### Request
Wherever the word "required" appears in a line, copy that line.
»»
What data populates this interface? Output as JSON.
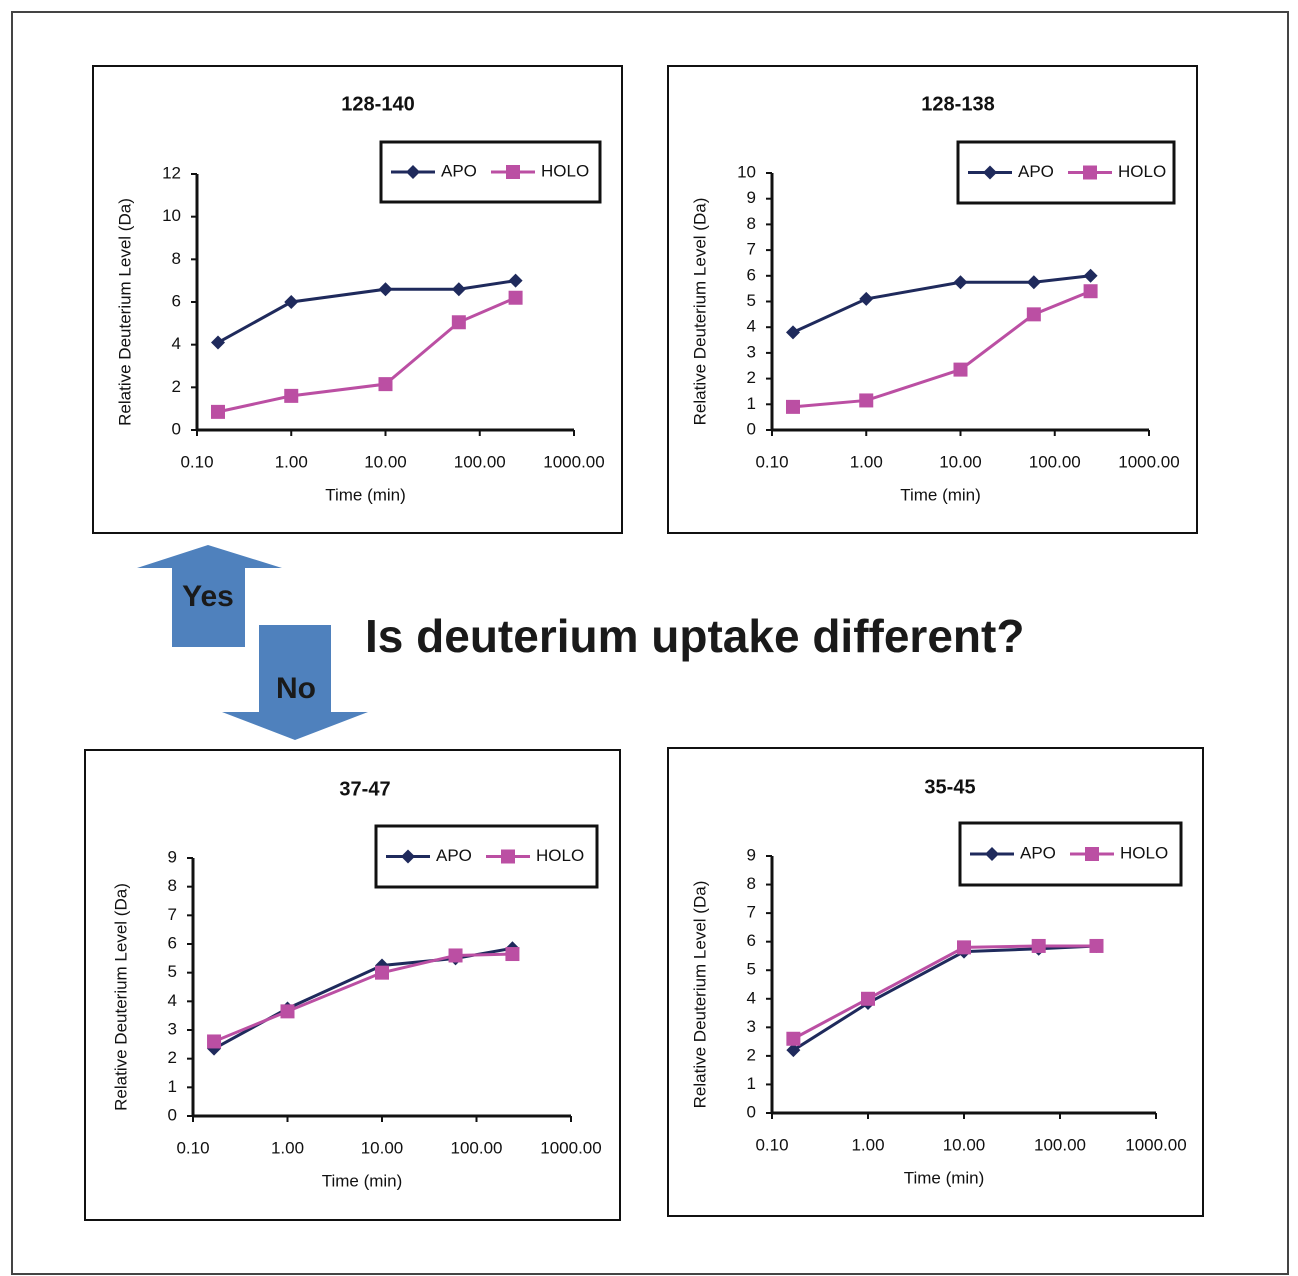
{
  "annotations": {
    "question": "Is deuterium uptake different?",
    "yes": "Yes",
    "no": "No"
  },
  "chart_data": [
    {
      "type": "line",
      "title": "128-140",
      "x_label": "Time (min)",
      "y_label": "Relative Deuterium Level  (Da)",
      "x_scale": "log",
      "legend": "upper right",
      "x": [
        0.167,
        1,
        10,
        60,
        240
      ],
      "xlim": [
        0.1,
        1000
      ],
      "xticks": [
        {
          "value": 0.1,
          "label": "0.10"
        },
        {
          "value": 1,
          "label": "1.00"
        },
        {
          "value": 10,
          "label": "10.00"
        },
        {
          "value": 100,
          "label": "100.00"
        },
        {
          "value": 1000,
          "label": "1000.00"
        }
      ],
      "ylim": [
        0,
        12
      ],
      "yticks": [
        0,
        2,
        4,
        6,
        8,
        10,
        12
      ],
      "series": [
        {
          "name": "APO",
          "color": "#1f2a5c",
          "marker": "diamond",
          "values": [
            4.1,
            6.0,
            6.6,
            6.6,
            7.0
          ]
        },
        {
          "name": "HOLO",
          "color": "#bb4fa3",
          "marker": "square",
          "values": [
            0.85,
            1.6,
            2.15,
            5.05,
            6.2
          ]
        }
      ]
    },
    {
      "type": "line",
      "title": "128-138",
      "x_label": "Time (min)",
      "y_label": "Relative Deuterium Level  (Da)",
      "x_scale": "log",
      "legend": "upper right",
      "x": [
        0.167,
        1,
        10,
        60,
        240
      ],
      "xlim": [
        0.1,
        1000
      ],
      "xticks": [
        {
          "value": 0.1,
          "label": "0.10"
        },
        {
          "value": 1,
          "label": "1.00"
        },
        {
          "value": 10,
          "label": "10.00"
        },
        {
          "value": 100,
          "label": "100.00"
        },
        {
          "value": 1000,
          "label": "1000.00"
        }
      ],
      "ylim": [
        0,
        10
      ],
      "yticks": [
        0,
        1,
        2,
        3,
        4,
        5,
        6,
        7,
        8,
        9,
        10
      ],
      "series": [
        {
          "name": "APO",
          "color": "#1f2a5c",
          "marker": "diamond",
          "values": [
            3.8,
            5.1,
            5.75,
            5.75,
            6.0
          ]
        },
        {
          "name": "HOLO",
          "color": "#bb4fa3",
          "marker": "square",
          "values": [
            0.9,
            1.15,
            2.35,
            4.5,
            5.4
          ]
        }
      ]
    },
    {
      "type": "line",
      "title": "37-47",
      "x_label": "Time (min)",
      "y_label": "Relative Deuterium Level  (Da)",
      "x_scale": "log",
      "legend": "upper right",
      "x": [
        0.167,
        1,
        10,
        60,
        240
      ],
      "xlim": [
        0.1,
        1000
      ],
      "xticks": [
        {
          "value": 0.1,
          "label": "0.10"
        },
        {
          "value": 1,
          "label": "1.00"
        },
        {
          "value": 10,
          "label": "10.00"
        },
        {
          "value": 100,
          "label": "100.00"
        },
        {
          "value": 1000,
          "label": "1000.00"
        }
      ],
      "ylim": [
        0,
        9
      ],
      "yticks": [
        0,
        1,
        2,
        3,
        4,
        5,
        6,
        7,
        8,
        9
      ],
      "series": [
        {
          "name": "APO",
          "color": "#1f2a5c",
          "marker": "diamond",
          "values": [
            2.35,
            3.75,
            5.25,
            5.5,
            5.85
          ]
        },
        {
          "name": "HOLO",
          "color": "#bb4fa3",
          "marker": "square",
          "values": [
            2.6,
            3.65,
            5.0,
            5.6,
            5.65
          ]
        }
      ]
    },
    {
      "type": "line",
      "title": "35-45",
      "x_label": "Time (min)",
      "y_label": "Relative Deuterium Level  (Da)",
      "x_scale": "log",
      "legend": "upper right",
      "x": [
        0.167,
        1,
        10,
        60,
        240
      ],
      "xlim": [
        0.1,
        1000
      ],
      "xticks": [
        {
          "value": 0.1,
          "label": "0.10"
        },
        {
          "value": 1,
          "label": "1.00"
        },
        {
          "value": 10,
          "label": "10.00"
        },
        {
          "value": 100,
          "label": "100.00"
        },
        {
          "value": 1000,
          "label": "1000.00"
        }
      ],
      "ylim": [
        0,
        9
      ],
      "yticks": [
        0,
        1,
        2,
        3,
        4,
        5,
        6,
        7,
        8,
        9
      ],
      "series": [
        {
          "name": "APO",
          "color": "#1f2a5c",
          "marker": "diamond",
          "values": [
            2.2,
            3.85,
            5.65,
            5.75,
            5.85
          ]
        },
        {
          "name": "HOLO",
          "color": "#bb4fa3",
          "marker": "square",
          "values": [
            2.6,
            4.0,
            5.8,
            5.85,
            5.85
          ]
        }
      ]
    }
  ]
}
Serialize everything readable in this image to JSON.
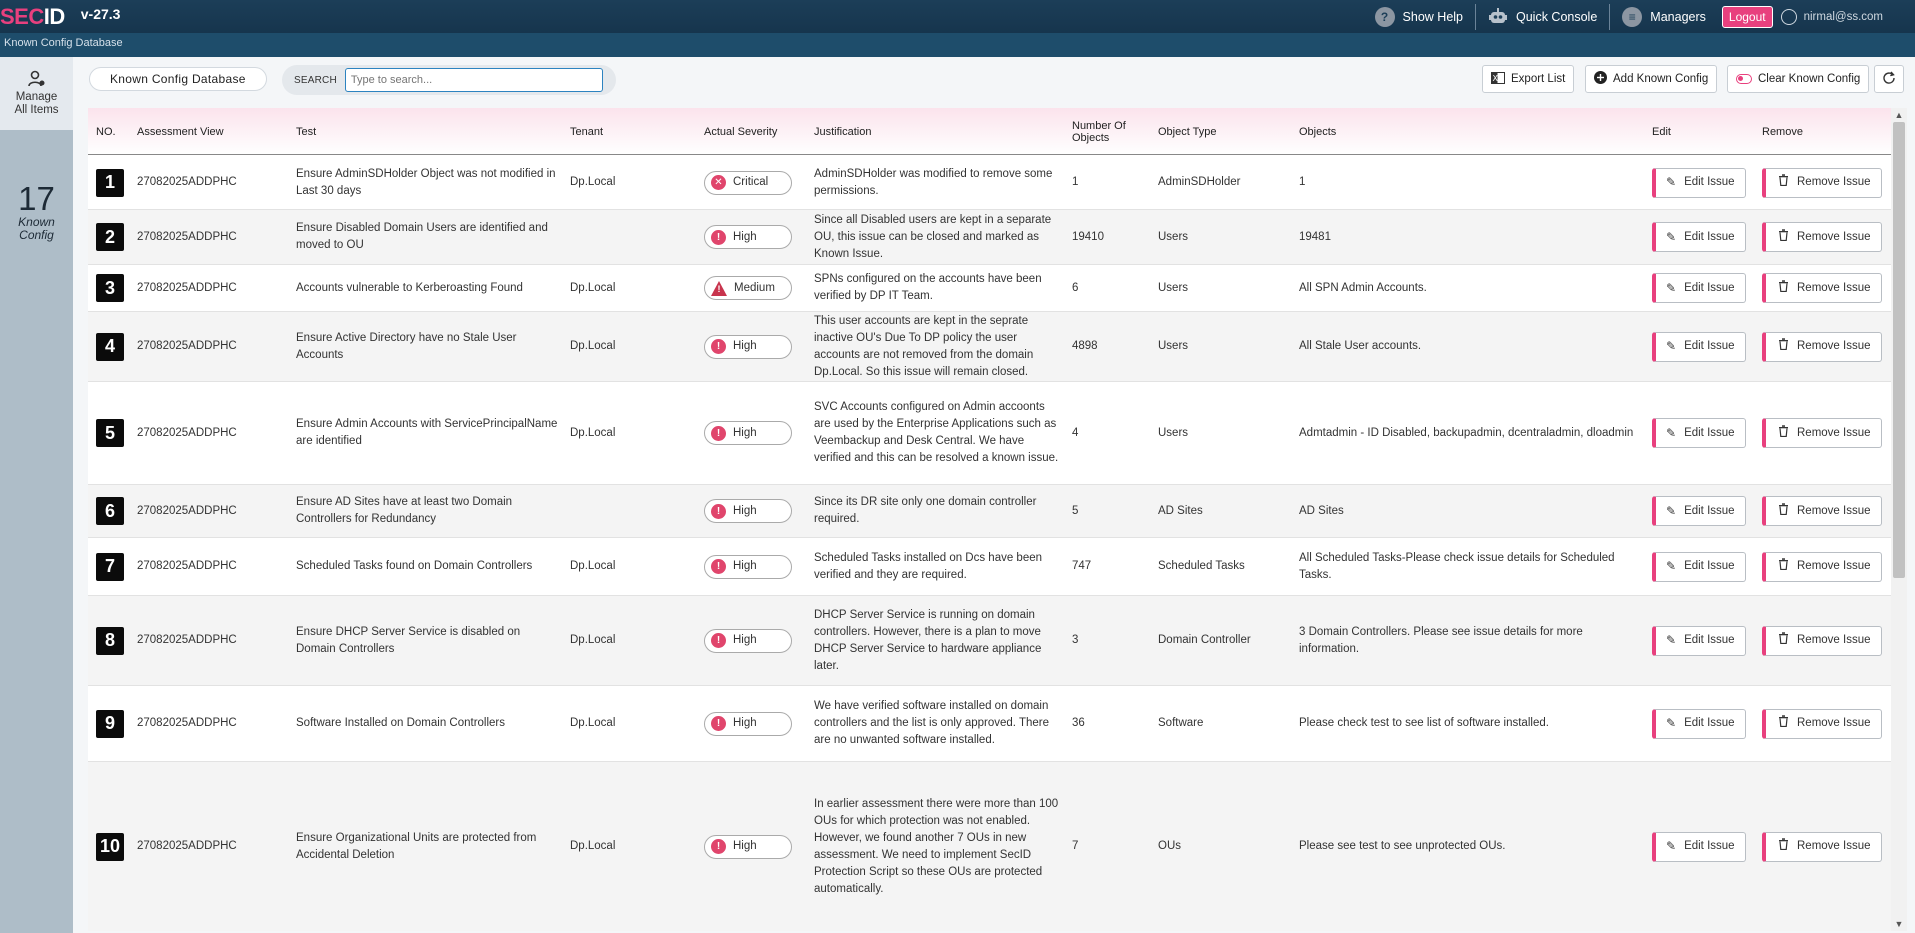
{
  "app": {
    "logo_sec": "SEC",
    "logo_id": "ID",
    "version": "v-27.3"
  },
  "topnav": {
    "help": "Show Help",
    "console": "Quick Console",
    "managers": "Managers",
    "logout": "Logout",
    "user": "nirmal@ss.com"
  },
  "subbar": {
    "breadcrumb": "Known Config Database"
  },
  "sidebar": {
    "manage_line1": "Manage",
    "manage_line2": "All Items",
    "count": "17",
    "count_label_1": "Known",
    "count_label_2": "Config"
  },
  "toolbar": {
    "db_label": "Known Config Database",
    "search_label": "SEARCH",
    "search_placeholder": "Type to search...",
    "search_value": "",
    "export": "Export List",
    "add": "Add Known Config",
    "clear": "Clear Known Config"
  },
  "table": {
    "headers": {
      "no": "NO.",
      "view": "Assessment View",
      "test": "Test",
      "tenant": "Tenant",
      "severity": "Actual Severity",
      "justification": "Justification",
      "num_objects_1": "Number Of",
      "num_objects_2": "Objects",
      "object_type": "Object Type",
      "objects": "Objects",
      "edit": "Edit",
      "remove": "Remove"
    },
    "edit_label": "Edit Issue",
    "remove_label": "Remove Issue",
    "rows": [
      {
        "no": "1",
        "view": "27082025ADDPHC",
        "test": "Ensure AdminSDHolder Object was not modified in Last 30 days",
        "tenant": "Dp.Local",
        "severity": "Critical",
        "justification": "AdminSDHolder was modified to remove some permissions.",
        "num": "1",
        "type": "AdminSDHolder",
        "objects": "1"
      },
      {
        "no": "2",
        "view": "27082025ADDPHC",
        "test": "Ensure Disabled Domain Users are identified and moved to OU",
        "tenant": "",
        "severity": "High",
        "justification": "Since all Disabled users are kept in a separate OU, this issue can be closed and marked as Known Issue.",
        "num": "19410",
        "type": "Users",
        "objects": "19481"
      },
      {
        "no": "3",
        "view": "27082025ADDPHC",
        "test": "Accounts vulnerable to Kerberoasting Found",
        "tenant": "Dp.Local",
        "severity": "Medium",
        "justification": "SPNs configured on the accounts have been verified by DP IT Team.",
        "num": "6",
        "type": "Users",
        "objects": "All SPN Admin Accounts."
      },
      {
        "no": "4",
        "view": "27082025ADDPHC",
        "test": "Ensure Active Directory have no Stale User Accounts",
        "tenant": "Dp.Local",
        "severity": "High",
        "justification": "This user accounts are kept in the seprate inactive OU's Due To DP policy the user accounts are not removed from the domain Dp.Local. So this issue will remain closed.",
        "num": "4898",
        "type": "Users",
        "objects": "All Stale User accounts."
      },
      {
        "no": "5",
        "view": "27082025ADDPHC",
        "test": "Ensure Admin Accounts with ServicePrincipalName are identified",
        "tenant": "Dp.Local",
        "severity": "High",
        "justification": "SVC Accounts configured on Admin accoonts are used by the Enterprise Applications such as Veembackup and Desk Central. We have verified and this can be resolved a known issue.",
        "num": "4",
        "type": "Users",
        "objects": "Admtadmin - ID Disabled, backupadmin, dcentraladmin, dloadmin"
      },
      {
        "no": "6",
        "view": "27082025ADDPHC",
        "test": "Ensure AD Sites have at least two Domain Controllers for Redundancy",
        "tenant": "",
        "severity": "High",
        "justification": "Since its DR site only one domain controller required.",
        "num": "5",
        "type": "AD Sites",
        "objects": "AD Sites"
      },
      {
        "no": "7",
        "view": "27082025ADDPHC",
        "test": "Scheduled Tasks found on Domain Controllers",
        "tenant": "Dp.Local",
        "severity": "High",
        "justification": "Scheduled Tasks installed on Dcs have been verified and they are required.",
        "num": "747",
        "type": "Scheduled Tasks",
        "objects": "All Scheduled Tasks-Please check issue details for Scheduled Tasks."
      },
      {
        "no": "8",
        "view": "27082025ADDPHC",
        "test": "Ensure DHCP Server Service is disabled on Domain Controllers",
        "tenant": "Dp.Local",
        "severity": "High",
        "justification": "DHCP Server Service is running on domain controllers. However, there is a plan to move DHCP Server Service to hardware appliance later.",
        "num": "3",
        "type": "Domain Controller",
        "objects": "3 Domain Controllers. Please see issue details for more information."
      },
      {
        "no": "9",
        "view": "27082025ADDPHC",
        "test": "Software Installed on Domain Controllers",
        "tenant": "Dp.Local",
        "severity": "High",
        "justification": "We have verified software installed on domain controllers and the list is only approved. There are no unwanted software installed.",
        "num": "36",
        "type": "Software",
        "objects": "Please check test to see list of software installed."
      },
      {
        "no": "10",
        "view": "27082025ADDPHC",
        "test": "Ensure Organizational Units are protected from Accidental Deletion",
        "tenant": "Dp.Local",
        "severity": "High",
        "justification": "In earlier assessment there were more than 100 OUs for which protection was not enabled. However, we found another 7 OUs in new assessment. We need to implement SecID Protection Script so these OUs are protected automatically.",
        "num": "7",
        "type": "OUs",
        "objects": "Please see test to see unprotected OUs."
      }
    ]
  },
  "colors": {
    "accent": "#e8407e",
    "topbar": "#1c3e58",
    "subbar": "#1e4d6b",
    "critical": "#e0456c",
    "medium": "#c8344d"
  },
  "icons": {
    "help": "question-circle-icon",
    "console": "robot-icon",
    "managers": "list-circle-icon",
    "user": "user-circle-icon",
    "manage": "user-gear-icon",
    "export": "excel-icon",
    "add": "plus-circle-icon",
    "clear": "toggle-icon",
    "refresh": "refresh-icon",
    "edit": "pencil-icon",
    "remove": "trash-icon"
  }
}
««
### Solved problem
        "justification": "Since its DR site only one domain controller required.",
        "justification": "Scheduled Tasks installed on Dcs have been verified and they are required.",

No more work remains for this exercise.